(Records from a data source)
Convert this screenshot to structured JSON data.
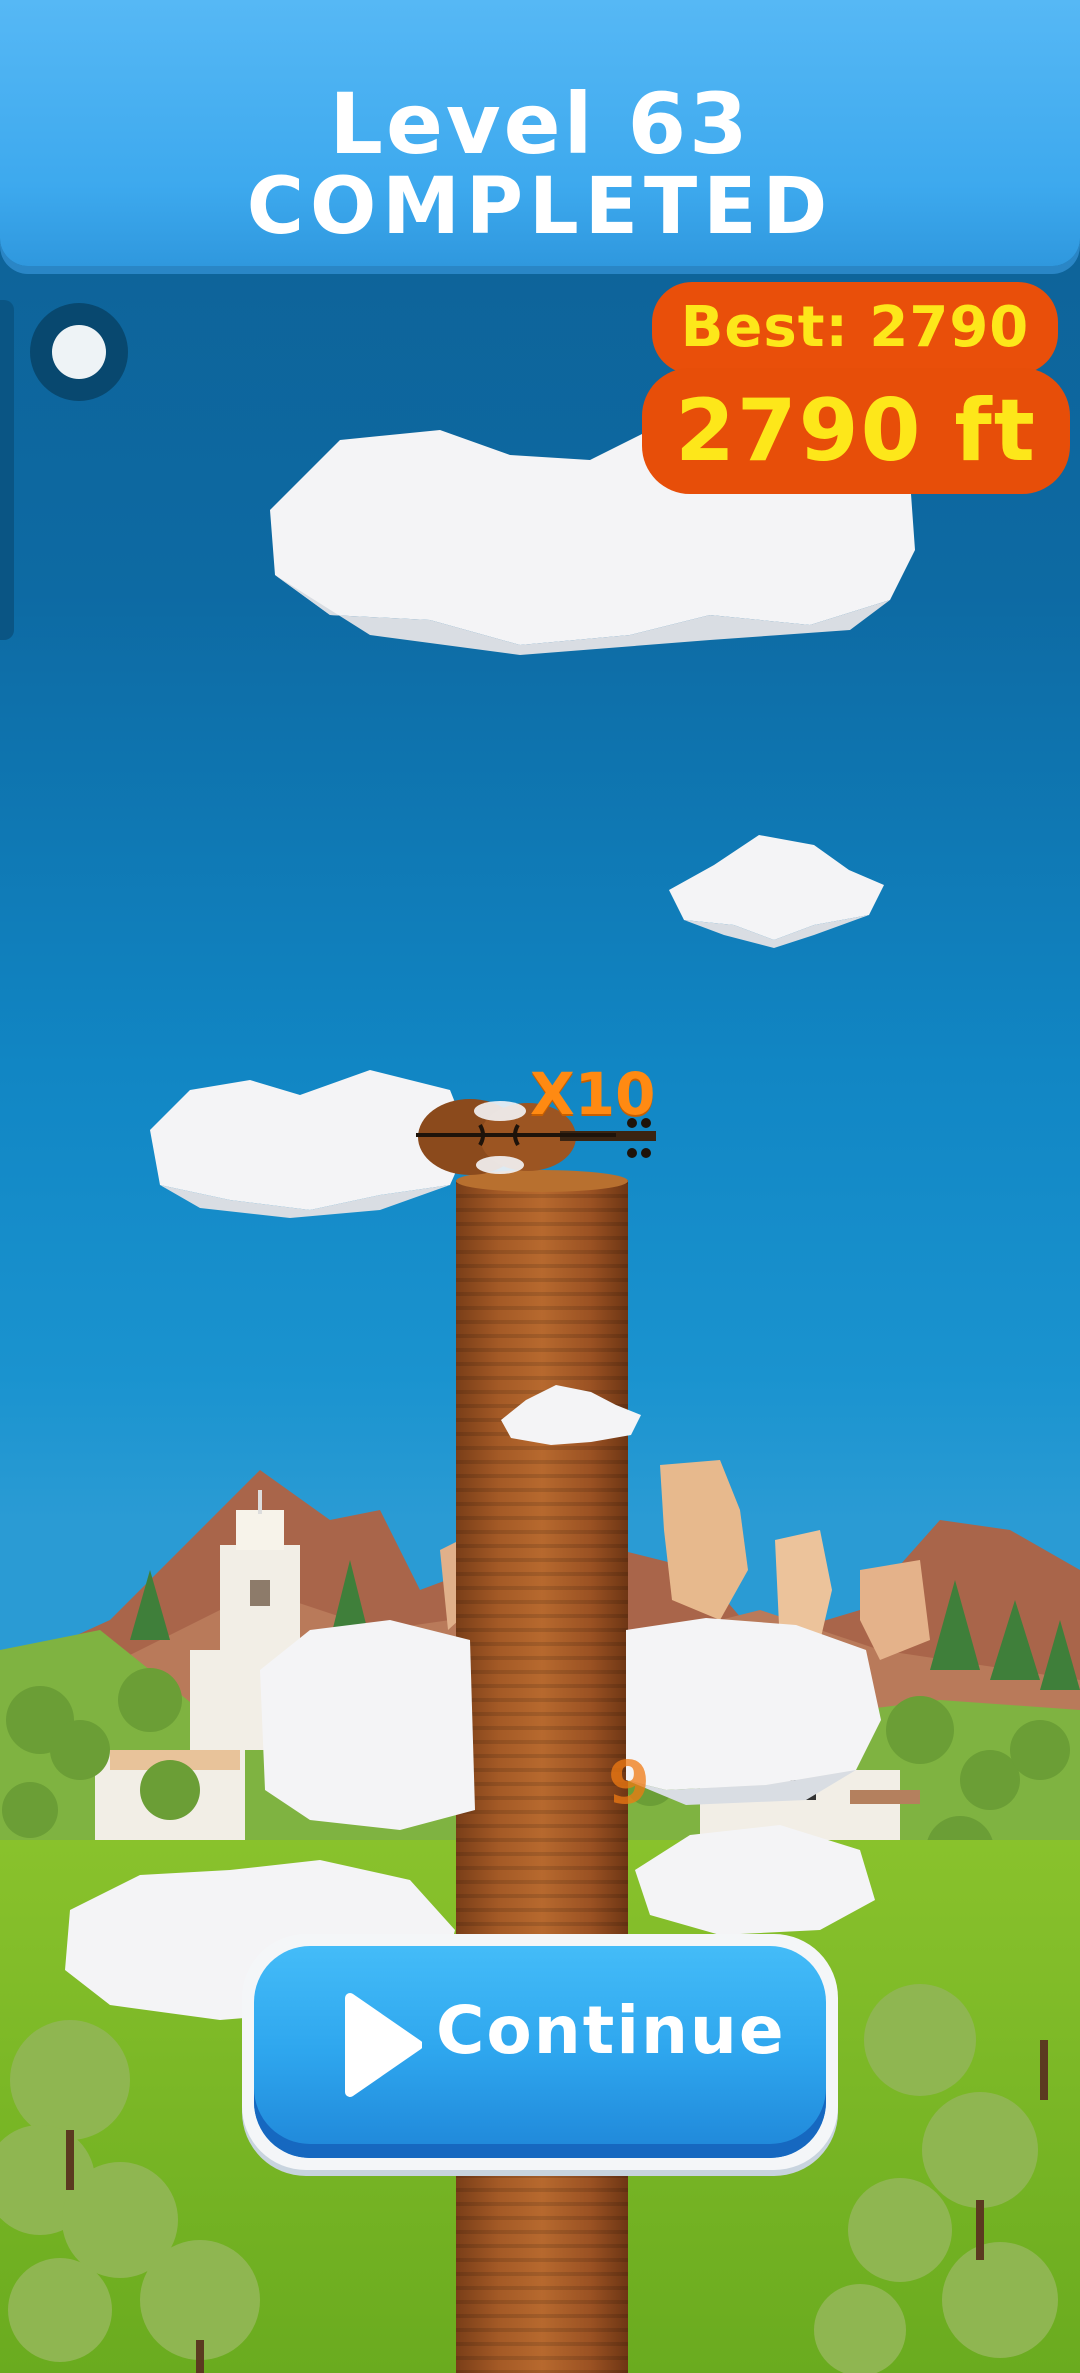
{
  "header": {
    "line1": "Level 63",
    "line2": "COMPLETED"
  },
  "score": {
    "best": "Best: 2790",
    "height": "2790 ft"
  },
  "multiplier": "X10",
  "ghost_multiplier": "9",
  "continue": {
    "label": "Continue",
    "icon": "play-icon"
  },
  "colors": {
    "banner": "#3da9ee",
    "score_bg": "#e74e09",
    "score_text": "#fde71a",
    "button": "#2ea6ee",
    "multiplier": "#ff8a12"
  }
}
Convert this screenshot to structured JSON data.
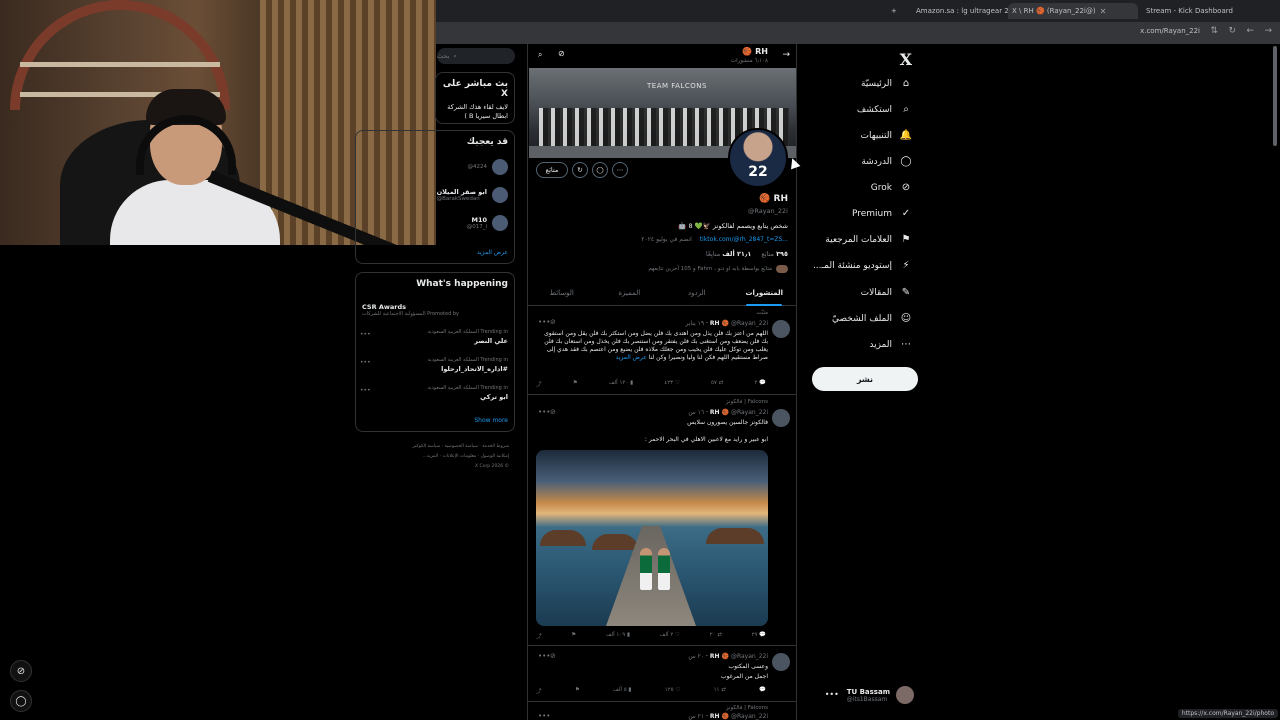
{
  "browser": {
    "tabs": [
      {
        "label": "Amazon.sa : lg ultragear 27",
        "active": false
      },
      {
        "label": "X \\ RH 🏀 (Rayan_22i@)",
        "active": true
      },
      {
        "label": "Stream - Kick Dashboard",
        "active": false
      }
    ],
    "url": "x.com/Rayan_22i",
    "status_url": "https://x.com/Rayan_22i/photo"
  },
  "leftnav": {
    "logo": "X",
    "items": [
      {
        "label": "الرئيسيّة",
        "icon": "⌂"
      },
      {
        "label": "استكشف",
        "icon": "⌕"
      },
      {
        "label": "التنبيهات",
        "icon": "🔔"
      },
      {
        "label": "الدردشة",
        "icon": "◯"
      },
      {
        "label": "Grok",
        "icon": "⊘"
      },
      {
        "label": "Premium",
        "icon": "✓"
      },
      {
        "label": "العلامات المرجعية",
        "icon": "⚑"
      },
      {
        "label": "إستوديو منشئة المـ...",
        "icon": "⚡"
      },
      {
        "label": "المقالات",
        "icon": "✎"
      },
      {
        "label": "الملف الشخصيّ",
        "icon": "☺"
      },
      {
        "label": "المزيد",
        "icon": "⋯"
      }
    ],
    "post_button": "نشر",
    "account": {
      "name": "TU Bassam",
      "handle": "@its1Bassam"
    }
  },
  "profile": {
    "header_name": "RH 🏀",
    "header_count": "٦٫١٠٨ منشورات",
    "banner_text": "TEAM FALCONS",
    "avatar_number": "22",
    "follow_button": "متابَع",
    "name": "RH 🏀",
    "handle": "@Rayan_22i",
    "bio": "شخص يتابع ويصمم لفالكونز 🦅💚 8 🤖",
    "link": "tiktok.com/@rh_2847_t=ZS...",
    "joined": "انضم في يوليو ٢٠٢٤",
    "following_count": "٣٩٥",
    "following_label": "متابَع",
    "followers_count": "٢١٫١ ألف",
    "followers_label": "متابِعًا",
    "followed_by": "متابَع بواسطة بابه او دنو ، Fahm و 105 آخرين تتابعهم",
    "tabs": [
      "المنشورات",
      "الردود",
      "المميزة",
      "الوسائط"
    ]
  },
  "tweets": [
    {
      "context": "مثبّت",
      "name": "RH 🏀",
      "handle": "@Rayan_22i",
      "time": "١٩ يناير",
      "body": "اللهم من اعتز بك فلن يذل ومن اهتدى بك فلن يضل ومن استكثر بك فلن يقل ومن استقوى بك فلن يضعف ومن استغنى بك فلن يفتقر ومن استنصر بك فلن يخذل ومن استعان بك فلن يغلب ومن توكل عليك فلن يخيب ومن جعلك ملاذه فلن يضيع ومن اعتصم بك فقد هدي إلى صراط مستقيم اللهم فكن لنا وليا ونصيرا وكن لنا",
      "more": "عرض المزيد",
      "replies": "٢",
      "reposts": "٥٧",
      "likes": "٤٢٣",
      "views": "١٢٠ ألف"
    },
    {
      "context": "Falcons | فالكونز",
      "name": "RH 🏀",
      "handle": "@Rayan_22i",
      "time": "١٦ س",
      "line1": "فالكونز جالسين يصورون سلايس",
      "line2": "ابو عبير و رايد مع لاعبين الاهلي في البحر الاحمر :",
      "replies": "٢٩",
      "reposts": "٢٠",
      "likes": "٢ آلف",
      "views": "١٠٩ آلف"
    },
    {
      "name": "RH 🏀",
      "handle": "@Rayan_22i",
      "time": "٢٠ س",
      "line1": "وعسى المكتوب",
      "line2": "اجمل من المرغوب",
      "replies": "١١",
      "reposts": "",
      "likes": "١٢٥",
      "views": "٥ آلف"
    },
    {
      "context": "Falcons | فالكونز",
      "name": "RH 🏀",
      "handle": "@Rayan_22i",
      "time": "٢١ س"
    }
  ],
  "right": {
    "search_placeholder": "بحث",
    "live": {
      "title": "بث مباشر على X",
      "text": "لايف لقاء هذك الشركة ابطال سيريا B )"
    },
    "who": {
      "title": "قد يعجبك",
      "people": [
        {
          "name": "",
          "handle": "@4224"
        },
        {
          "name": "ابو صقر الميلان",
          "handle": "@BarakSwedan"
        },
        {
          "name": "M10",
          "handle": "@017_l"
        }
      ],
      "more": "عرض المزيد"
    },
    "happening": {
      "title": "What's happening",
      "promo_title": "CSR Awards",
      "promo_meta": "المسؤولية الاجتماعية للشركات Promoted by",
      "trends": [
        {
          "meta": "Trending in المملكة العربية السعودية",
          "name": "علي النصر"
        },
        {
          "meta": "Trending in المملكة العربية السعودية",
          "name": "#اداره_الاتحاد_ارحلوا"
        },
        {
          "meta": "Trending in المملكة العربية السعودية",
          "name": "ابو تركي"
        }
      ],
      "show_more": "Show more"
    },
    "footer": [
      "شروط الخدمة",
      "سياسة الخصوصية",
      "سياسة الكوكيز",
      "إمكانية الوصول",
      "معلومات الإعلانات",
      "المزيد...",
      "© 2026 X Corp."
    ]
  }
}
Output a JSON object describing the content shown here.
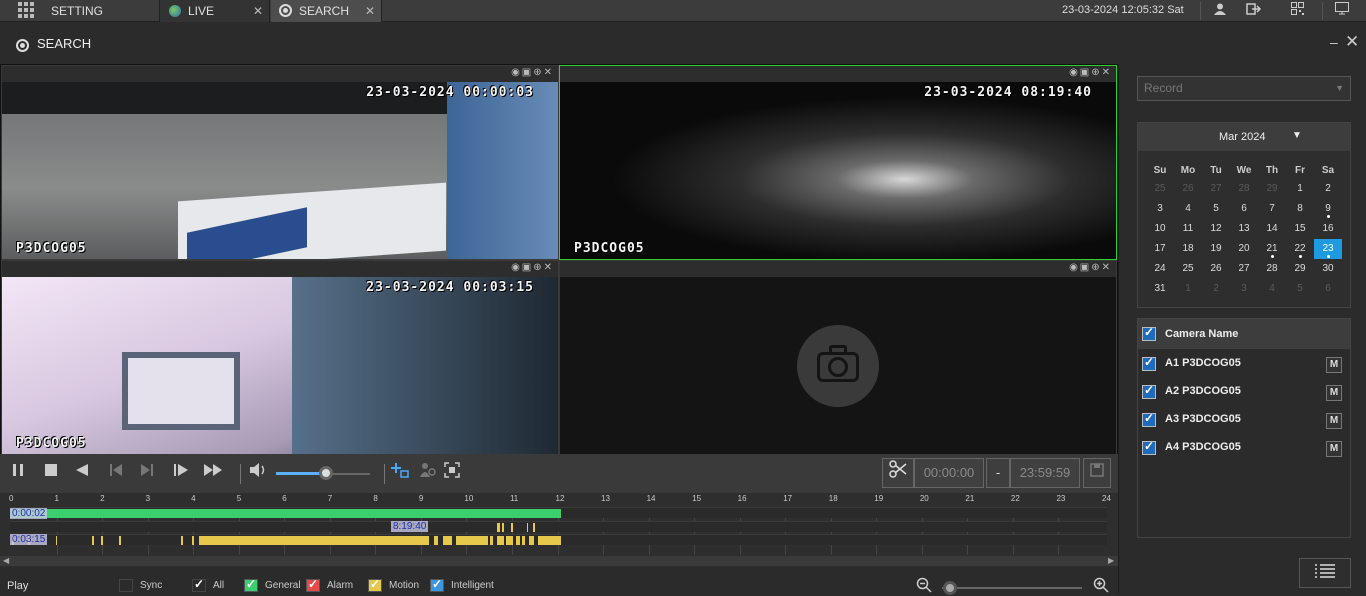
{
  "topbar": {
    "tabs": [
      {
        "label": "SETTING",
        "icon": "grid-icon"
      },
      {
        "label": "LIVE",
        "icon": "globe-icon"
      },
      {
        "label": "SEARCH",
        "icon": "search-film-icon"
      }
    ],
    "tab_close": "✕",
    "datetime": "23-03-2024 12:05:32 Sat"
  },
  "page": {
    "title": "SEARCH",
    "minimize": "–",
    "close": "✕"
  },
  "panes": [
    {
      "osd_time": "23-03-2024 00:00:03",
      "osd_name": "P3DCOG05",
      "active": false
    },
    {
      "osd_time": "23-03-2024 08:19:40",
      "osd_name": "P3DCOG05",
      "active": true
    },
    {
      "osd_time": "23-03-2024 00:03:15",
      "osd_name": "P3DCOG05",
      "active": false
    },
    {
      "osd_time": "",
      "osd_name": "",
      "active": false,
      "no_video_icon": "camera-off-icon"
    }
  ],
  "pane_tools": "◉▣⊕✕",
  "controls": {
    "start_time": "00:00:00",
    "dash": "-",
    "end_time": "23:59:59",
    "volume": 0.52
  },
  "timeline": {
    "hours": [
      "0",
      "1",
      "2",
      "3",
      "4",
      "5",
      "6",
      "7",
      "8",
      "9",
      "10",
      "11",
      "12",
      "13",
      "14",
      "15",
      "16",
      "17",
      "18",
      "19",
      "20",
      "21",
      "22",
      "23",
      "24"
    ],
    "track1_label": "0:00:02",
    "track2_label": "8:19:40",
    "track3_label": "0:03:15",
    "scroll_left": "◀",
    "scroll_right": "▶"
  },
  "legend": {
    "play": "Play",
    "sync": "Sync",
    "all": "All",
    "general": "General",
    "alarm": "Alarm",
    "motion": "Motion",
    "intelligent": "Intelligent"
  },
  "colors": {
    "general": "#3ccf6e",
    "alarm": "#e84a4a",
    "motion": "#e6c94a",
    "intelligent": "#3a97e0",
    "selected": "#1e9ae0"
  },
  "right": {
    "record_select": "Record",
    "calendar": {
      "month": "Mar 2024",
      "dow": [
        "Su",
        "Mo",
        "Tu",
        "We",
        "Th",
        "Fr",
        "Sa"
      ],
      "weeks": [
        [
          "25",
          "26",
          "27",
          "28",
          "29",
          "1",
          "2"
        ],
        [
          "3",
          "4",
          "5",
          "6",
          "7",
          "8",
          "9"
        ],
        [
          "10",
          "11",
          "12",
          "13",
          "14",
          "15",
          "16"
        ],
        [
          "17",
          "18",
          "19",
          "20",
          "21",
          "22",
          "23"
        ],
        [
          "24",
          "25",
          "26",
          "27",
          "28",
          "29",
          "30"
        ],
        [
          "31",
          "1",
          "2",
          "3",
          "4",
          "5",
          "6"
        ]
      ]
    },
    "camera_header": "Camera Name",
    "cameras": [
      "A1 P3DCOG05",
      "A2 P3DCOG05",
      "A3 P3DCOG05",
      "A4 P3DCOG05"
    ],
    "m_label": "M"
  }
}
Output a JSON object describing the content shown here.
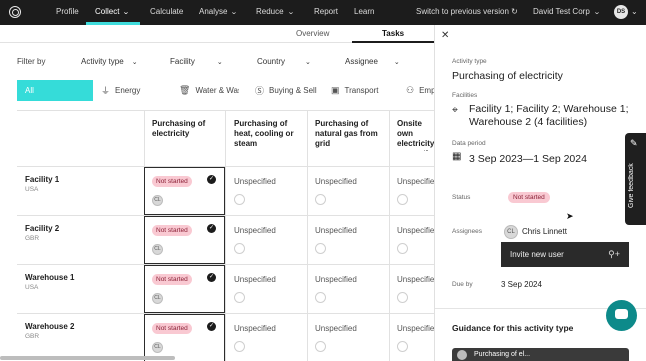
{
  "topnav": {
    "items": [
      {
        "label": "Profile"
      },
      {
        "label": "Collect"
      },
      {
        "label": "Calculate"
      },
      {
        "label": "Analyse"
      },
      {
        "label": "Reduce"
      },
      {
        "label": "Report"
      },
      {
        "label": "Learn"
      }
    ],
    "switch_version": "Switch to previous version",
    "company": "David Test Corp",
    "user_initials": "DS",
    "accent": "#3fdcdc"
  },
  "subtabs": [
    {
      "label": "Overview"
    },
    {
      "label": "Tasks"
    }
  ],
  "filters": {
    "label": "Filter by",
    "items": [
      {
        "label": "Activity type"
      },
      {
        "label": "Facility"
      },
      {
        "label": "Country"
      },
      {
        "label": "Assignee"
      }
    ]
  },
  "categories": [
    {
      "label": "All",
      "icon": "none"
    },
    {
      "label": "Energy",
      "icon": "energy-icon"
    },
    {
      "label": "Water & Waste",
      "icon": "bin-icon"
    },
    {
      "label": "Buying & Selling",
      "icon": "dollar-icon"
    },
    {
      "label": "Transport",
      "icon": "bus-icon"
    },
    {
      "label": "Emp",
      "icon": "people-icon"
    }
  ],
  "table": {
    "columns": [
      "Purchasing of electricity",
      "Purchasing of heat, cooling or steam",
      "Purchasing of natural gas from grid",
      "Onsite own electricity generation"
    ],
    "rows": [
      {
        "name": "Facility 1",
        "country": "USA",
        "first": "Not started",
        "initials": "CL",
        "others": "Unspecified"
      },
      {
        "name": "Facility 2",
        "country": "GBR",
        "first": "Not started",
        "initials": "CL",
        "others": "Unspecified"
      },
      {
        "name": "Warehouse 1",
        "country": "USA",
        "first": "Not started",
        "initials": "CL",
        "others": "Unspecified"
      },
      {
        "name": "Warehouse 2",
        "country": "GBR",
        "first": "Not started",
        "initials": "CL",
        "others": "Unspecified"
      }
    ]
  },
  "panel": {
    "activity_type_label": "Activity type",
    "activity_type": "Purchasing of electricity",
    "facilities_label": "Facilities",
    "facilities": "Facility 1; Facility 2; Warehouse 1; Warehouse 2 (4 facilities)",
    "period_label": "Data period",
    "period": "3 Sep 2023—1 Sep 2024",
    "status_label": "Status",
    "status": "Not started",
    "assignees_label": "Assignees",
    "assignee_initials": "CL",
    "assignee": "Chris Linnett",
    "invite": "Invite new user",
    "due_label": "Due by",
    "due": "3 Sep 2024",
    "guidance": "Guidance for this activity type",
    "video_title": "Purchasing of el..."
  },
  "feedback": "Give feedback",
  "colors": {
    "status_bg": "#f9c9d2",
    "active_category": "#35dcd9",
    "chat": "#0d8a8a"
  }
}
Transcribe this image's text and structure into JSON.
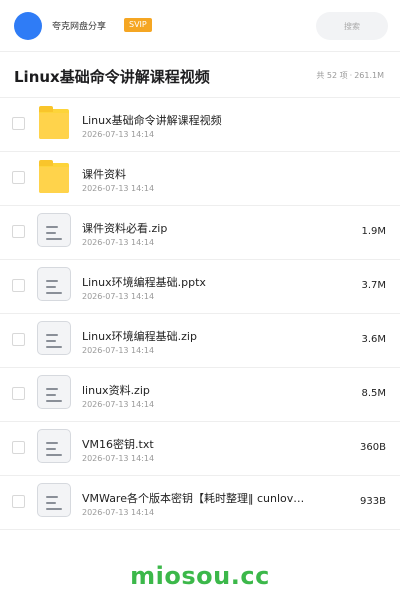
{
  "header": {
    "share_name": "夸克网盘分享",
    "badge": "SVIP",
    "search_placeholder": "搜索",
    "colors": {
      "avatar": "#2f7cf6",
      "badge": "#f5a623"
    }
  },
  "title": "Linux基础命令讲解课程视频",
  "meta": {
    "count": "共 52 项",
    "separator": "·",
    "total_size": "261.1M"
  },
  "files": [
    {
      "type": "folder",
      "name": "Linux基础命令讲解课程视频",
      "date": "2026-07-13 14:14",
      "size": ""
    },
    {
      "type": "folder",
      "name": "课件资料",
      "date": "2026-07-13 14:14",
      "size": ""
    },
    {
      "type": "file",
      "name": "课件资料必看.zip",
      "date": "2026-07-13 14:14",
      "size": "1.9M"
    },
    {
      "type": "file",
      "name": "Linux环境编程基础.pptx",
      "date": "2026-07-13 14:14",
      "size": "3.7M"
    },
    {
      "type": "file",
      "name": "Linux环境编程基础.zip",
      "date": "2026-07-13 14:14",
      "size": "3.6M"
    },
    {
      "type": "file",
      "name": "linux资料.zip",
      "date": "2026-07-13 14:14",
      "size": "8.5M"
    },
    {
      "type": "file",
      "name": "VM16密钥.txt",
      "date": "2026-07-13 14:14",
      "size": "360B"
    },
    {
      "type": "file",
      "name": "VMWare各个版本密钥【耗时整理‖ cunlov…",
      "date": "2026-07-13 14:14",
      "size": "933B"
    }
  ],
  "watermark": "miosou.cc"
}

== Task to carry out ==
Report only how many lines of the listing hold the word "electricity".

== Answer to this problem ==
3